WHAT IS EXPECTED: What follows is a set of records, each of which is to be written out exactly.

## start SUPPLIED ENTRIES

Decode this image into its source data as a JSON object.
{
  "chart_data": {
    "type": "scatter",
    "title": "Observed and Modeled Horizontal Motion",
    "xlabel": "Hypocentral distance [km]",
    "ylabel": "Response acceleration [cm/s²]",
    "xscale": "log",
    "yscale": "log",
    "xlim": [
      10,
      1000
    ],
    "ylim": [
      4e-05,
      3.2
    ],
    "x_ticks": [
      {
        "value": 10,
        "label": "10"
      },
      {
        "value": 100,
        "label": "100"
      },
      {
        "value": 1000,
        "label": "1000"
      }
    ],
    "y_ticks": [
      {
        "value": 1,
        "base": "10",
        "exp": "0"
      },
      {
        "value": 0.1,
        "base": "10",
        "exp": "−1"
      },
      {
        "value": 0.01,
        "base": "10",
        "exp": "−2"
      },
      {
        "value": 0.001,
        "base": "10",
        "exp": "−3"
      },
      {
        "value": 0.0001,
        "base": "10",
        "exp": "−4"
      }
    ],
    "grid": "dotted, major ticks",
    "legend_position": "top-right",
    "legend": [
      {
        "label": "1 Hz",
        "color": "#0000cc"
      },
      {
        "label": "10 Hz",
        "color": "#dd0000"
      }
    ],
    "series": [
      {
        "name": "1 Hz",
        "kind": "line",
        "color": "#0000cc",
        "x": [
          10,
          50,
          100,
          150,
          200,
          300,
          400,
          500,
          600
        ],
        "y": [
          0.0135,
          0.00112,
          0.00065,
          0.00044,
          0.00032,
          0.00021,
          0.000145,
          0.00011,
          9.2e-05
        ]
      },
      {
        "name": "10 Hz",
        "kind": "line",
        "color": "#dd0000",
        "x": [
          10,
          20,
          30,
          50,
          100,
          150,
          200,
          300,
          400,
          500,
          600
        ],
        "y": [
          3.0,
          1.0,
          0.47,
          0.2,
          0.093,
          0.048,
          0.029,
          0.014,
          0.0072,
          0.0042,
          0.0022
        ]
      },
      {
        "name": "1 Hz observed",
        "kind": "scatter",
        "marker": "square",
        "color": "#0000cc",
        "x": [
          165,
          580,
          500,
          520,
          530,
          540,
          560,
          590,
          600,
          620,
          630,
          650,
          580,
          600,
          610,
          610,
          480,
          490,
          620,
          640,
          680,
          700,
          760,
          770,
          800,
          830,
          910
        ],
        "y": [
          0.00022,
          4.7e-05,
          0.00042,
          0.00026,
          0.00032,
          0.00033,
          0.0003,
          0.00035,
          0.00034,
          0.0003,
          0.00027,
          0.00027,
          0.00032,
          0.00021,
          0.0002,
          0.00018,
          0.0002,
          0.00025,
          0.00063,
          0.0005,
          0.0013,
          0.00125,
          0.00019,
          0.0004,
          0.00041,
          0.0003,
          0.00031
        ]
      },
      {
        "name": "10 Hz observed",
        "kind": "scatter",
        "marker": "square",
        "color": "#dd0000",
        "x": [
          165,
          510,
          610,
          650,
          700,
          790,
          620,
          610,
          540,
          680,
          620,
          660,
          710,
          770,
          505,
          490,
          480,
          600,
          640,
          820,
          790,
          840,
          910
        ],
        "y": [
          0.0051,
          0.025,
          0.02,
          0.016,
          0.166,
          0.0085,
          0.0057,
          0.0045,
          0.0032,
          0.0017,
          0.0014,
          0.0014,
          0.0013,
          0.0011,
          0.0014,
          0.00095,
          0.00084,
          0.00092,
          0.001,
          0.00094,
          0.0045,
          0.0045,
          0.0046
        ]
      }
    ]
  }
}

## end SUPPLIED ENTRIES

OUTPUT OF THE EXERCISE:
Decode this image into its source data as a JSON object.
{
  "chart_data": {
    "type": "scatter",
    "title": "Observed and Modeled Horizontal Motion",
    "xlabel": "Hypocentral distance [km]",
    "ylabel": "Response acceleration [cm/s²]",
    "xscale": "log",
    "yscale": "log",
    "xlim": [
      10,
      1000
    ],
    "ylim": [
      4e-05,
      3.2
    ],
    "x_ticks": [
      {
        "value": 10,
        "label": "10"
      },
      {
        "value": 100,
        "label": "100"
      },
      {
        "value": 1000,
        "label": "1000"
      }
    ],
    "y_ticks": [
      {
        "value": 1,
        "base": "10",
        "exp": "0"
      },
      {
        "value": 0.1,
        "base": "10",
        "exp": "−1"
      },
      {
        "value": 0.01,
        "base": "10",
        "exp": "−2"
      },
      {
        "value": 0.001,
        "base": "10",
        "exp": "−3"
      },
      {
        "value": 0.0001,
        "base": "10",
        "exp": "−4"
      }
    ],
    "grid": "dotted, major ticks",
    "legend_position": "top-right",
    "legend": [
      {
        "label": "1 Hz",
        "color": "#0000cc"
      },
      {
        "label": "10 Hz",
        "color": "#dd0000"
      }
    ],
    "series": [
      {
        "name": "1 Hz",
        "kind": "line",
        "color": "#0000cc",
        "x": [
          10,
          50,
          100,
          150,
          200,
          300,
          400,
          500,
          600
        ],
        "y": [
          0.0135,
          0.00112,
          0.00065,
          0.00044,
          0.00032,
          0.00021,
          0.000145,
          0.00011,
          9.2e-05
        ]
      },
      {
        "name": "10 Hz",
        "kind": "line",
        "color": "#dd0000",
        "x": [
          10,
          20,
          30,
          50,
          100,
          150,
          200,
          300,
          400,
          500,
          600
        ],
        "y": [
          3.0,
          1.0,
          0.47,
          0.2,
          0.093,
          0.048,
          0.029,
          0.014,
          0.0072,
          0.0042,
          0.0022
        ]
      },
      {
        "name": "1 Hz observed",
        "kind": "scatter",
        "marker": "square",
        "color": "#0000cc",
        "x": [
          165,
          580,
          500,
          520,
          530,
          540,
          560,
          590,
          600,
          620,
          630,
          650,
          580,
          600,
          610,
          610,
          480,
          490,
          620,
          640,
          680,
          700,
          760,
          770,
          800,
          830,
          910
        ],
        "y": [
          0.00022,
          4.7e-05,
          0.00042,
          0.00026,
          0.00032,
          0.00033,
          0.0003,
          0.00035,
          0.00034,
          0.0003,
          0.00027,
          0.00027,
          0.00032,
          0.00021,
          0.0002,
          0.00018,
          0.0002,
          0.00025,
          0.00063,
          0.0005,
          0.0013,
          0.00125,
          0.00019,
          0.0004,
          0.00041,
          0.0003,
          0.00031
        ]
      },
      {
        "name": "10 Hz observed",
        "kind": "scatter",
        "marker": "square",
        "color": "#dd0000",
        "x": [
          165,
          510,
          610,
          650,
          700,
          790,
          620,
          610,
          540,
          680,
          620,
          660,
          710,
          770,
          505,
          490,
          480,
          600,
          640,
          820,
          790,
          840,
          910
        ],
        "y": [
          0.0051,
          0.025,
          0.02,
          0.016,
          0.166,
          0.0085,
          0.0057,
          0.0045,
          0.0032,
          0.0017,
          0.0014,
          0.0014,
          0.0013,
          0.0011,
          0.0014,
          0.00095,
          0.00084,
          0.00092,
          0.001,
          0.00094,
          0.0045,
          0.0045,
          0.0046
        ]
      }
    ]
  }
}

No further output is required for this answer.